DATA TO USE -
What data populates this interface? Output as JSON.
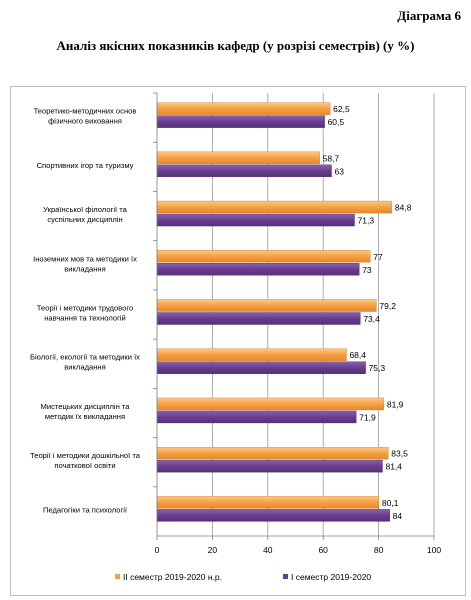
{
  "header": {
    "diagram_number": "Діаграма 6",
    "title": "Аналіз якісних показників кафедр (у розрізі семестрів) (у %)"
  },
  "chart_data": {
    "type": "bar",
    "orientation": "horizontal",
    "categories": [
      [
        "Теоретико-методичних  основ",
        "фізичного виховання"
      ],
      [
        "Спортивних ігор та туризму"
      ],
      [
        "Української філології та",
        "суспільних дисциплін"
      ],
      [
        "Іноземних мов та методики їх",
        "викладання"
      ],
      [
        "Теорії  і  методики  трудового",
        "навчання  та технологій"
      ],
      [
        "Біології, екології та методики їх",
        "викладання"
      ],
      [
        "Мистецьких дисциплін та",
        "методик  їх викладання"
      ],
      [
        "Теорії  і методики  дошкільної та",
        "початкової освіти"
      ],
      [
        "Педагогіки та психології"
      ]
    ],
    "series": [
      {
        "name": "II семестр 2019-2020 н.р.",
        "color": "#f5a044",
        "values": [
          62.5,
          58.7,
          84.8,
          77,
          79.2,
          68.4,
          81.9,
          83.5,
          80.1
        ],
        "labels": [
          "62,5",
          "58,7",
          "84,8",
          "77",
          "79,2",
          "68,4",
          "81,9",
          "83,5",
          "80,1"
        ]
      },
      {
        "name": "I семестр 2019-2020",
        "color": "#6a3d8f",
        "values": [
          60.5,
          63,
          71.3,
          73,
          73.4,
          75.3,
          71.9,
          81.4,
          84
        ],
        "labels": [
          "60,5",
          "63",
          "71,3",
          "73",
          "73,4",
          "75,3",
          "71,9",
          "81,4",
          "84"
        ]
      }
    ],
    "x_ticks": [
      "0",
      "20",
      "40",
      "60",
      "80",
      "100"
    ],
    "xlim": [
      0,
      100
    ],
    "grid": true,
    "legend_position": "bottom"
  }
}
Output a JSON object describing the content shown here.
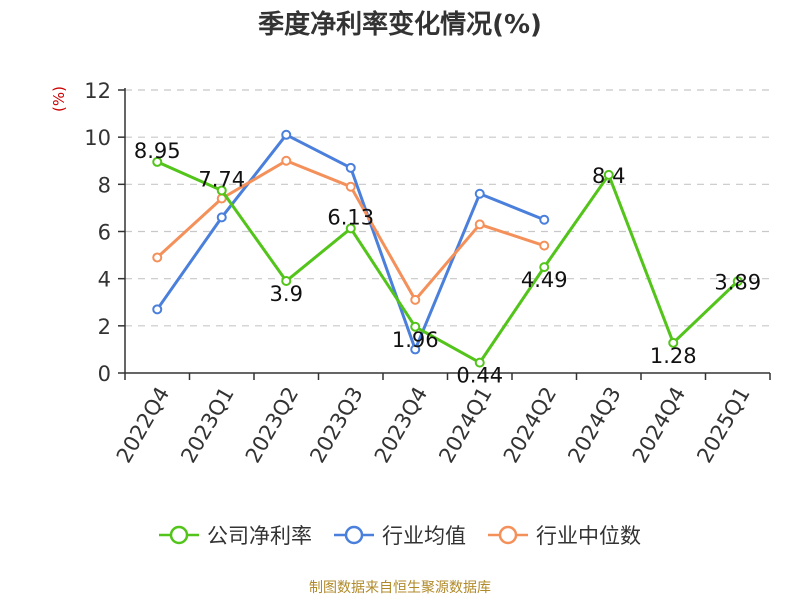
{
  "chart_data": {
    "type": "line",
    "title": "季度净利率变化情况(%)",
    "ylabel": "(%)",
    "categories": [
      "2022Q4",
      "2023Q1",
      "2023Q2",
      "2023Q3",
      "2023Q4",
      "2024Q1",
      "2024Q2",
      "2024Q3",
      "2024Q4",
      "2025Q1"
    ],
    "yticks": [
      "0",
      "2",
      "4",
      "6",
      "8",
      "10",
      "12"
    ],
    "ylim": [
      0,
      12
    ],
    "grid": "horizontal-dashed",
    "legend_position": "bottom",
    "series": [
      {
        "name": "公司净利率",
        "color": "#52c41a",
        "values": [
          8.95,
          7.74,
          3.9,
          6.13,
          1.96,
          0.44,
          4.49,
          8.4,
          1.28,
          3.89
        ],
        "labels": [
          "8.95",
          "7.74",
          "3.9",
          "6.13",
          "1.96",
          "0.44",
          "4.49",
          "8.4",
          "1.28",
          "3.89"
        ]
      },
      {
        "name": "行业均值",
        "color": "#4a7fdc",
        "values": [
          2.7,
          6.6,
          10.1,
          8.7,
          1.0,
          7.6,
          6.5,
          null,
          null,
          null
        ]
      },
      {
        "name": "行业中位数",
        "color": "#f4905a",
        "values": [
          4.9,
          7.4,
          9.0,
          7.9,
          3.1,
          6.3,
          5.4,
          null,
          null,
          null
        ]
      }
    ]
  },
  "footer": {
    "source": "制图数据来自恒生聚源数据库"
  }
}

TO BE DONE - Give every record back exactly as it reads, with no images.

RESULT FOR THIS EXERCISE -
What data populates this interface? Output as JSON.
{
  "header": {
    "diagram_number": "Діаграма 6",
    "title": "Аналіз якісних показників кафедр (у розрізі семестрів) (у %)"
  },
  "chart_data": {
    "type": "bar",
    "orientation": "horizontal",
    "categories": [
      [
        "Теоретико-методичних  основ",
        "фізичного виховання"
      ],
      [
        "Спортивних ігор та туризму"
      ],
      [
        "Української філології та",
        "суспільних дисциплін"
      ],
      [
        "Іноземних мов та методики їх",
        "викладання"
      ],
      [
        "Теорії  і  методики  трудового",
        "навчання  та технологій"
      ],
      [
        "Біології, екології та методики їх",
        "викладання"
      ],
      [
        "Мистецьких дисциплін та",
        "методик  їх викладання"
      ],
      [
        "Теорії  і методики  дошкільної та",
        "початкової освіти"
      ],
      [
        "Педагогіки та психології"
      ]
    ],
    "series": [
      {
        "name": "II семестр 2019-2020 н.р.",
        "color": "#f5a044",
        "values": [
          62.5,
          58.7,
          84.8,
          77,
          79.2,
          68.4,
          81.9,
          83.5,
          80.1
        ],
        "labels": [
          "62,5",
          "58,7",
          "84,8",
          "77",
          "79,2",
          "68,4",
          "81,9",
          "83,5",
          "80,1"
        ]
      },
      {
        "name": "I семестр 2019-2020",
        "color": "#6a3d8f",
        "values": [
          60.5,
          63,
          71.3,
          73,
          73.4,
          75.3,
          71.9,
          81.4,
          84
        ],
        "labels": [
          "60,5",
          "63",
          "71,3",
          "73",
          "73,4",
          "75,3",
          "71,9",
          "81,4",
          "84"
        ]
      }
    ],
    "x_ticks": [
      "0",
      "20",
      "40",
      "60",
      "80",
      "100"
    ],
    "xlim": [
      0,
      100
    ],
    "grid": true,
    "legend_position": "bottom"
  }
}
Output a JSON object describing the content shown here.
{
  "chart_data": {
    "type": "line",
    "title": "季度净利率变化情况(%)",
    "ylabel": "(%)",
    "categories": [
      "2022Q4",
      "2023Q1",
      "2023Q2",
      "2023Q3",
      "2023Q4",
      "2024Q1",
      "2024Q2",
      "2024Q3",
      "2024Q4",
      "2025Q1"
    ],
    "yticks": [
      "0",
      "2",
      "4",
      "6",
      "8",
      "10",
      "12"
    ],
    "ylim": [
      0,
      12
    ],
    "grid": "horizontal-dashed",
    "legend_position": "bottom",
    "series": [
      {
        "name": "公司净利率",
        "color": "#52c41a",
        "values": [
          8.95,
          7.74,
          3.9,
          6.13,
          1.96,
          0.44,
          4.49,
          8.4,
          1.28,
          3.89
        ],
        "labels": [
          "8.95",
          "7.74",
          "3.9",
          "6.13",
          "1.96",
          "0.44",
          "4.49",
          "8.4",
          "1.28",
          "3.89"
        ]
      },
      {
        "name": "行业均值",
        "color": "#4a7fdc",
        "values": [
          2.7,
          6.6,
          10.1,
          8.7,
          1.0,
          7.6,
          6.5,
          null,
          null,
          null
        ]
      },
      {
        "name": "行业中位数",
        "color": "#f4905a",
        "values": [
          4.9,
          7.4,
          9.0,
          7.9,
          3.1,
          6.3,
          5.4,
          null,
          null,
          null
        ]
      }
    ]
  },
  "footer": {
    "source": "制图数据来自恒生聚源数据库"
  }
}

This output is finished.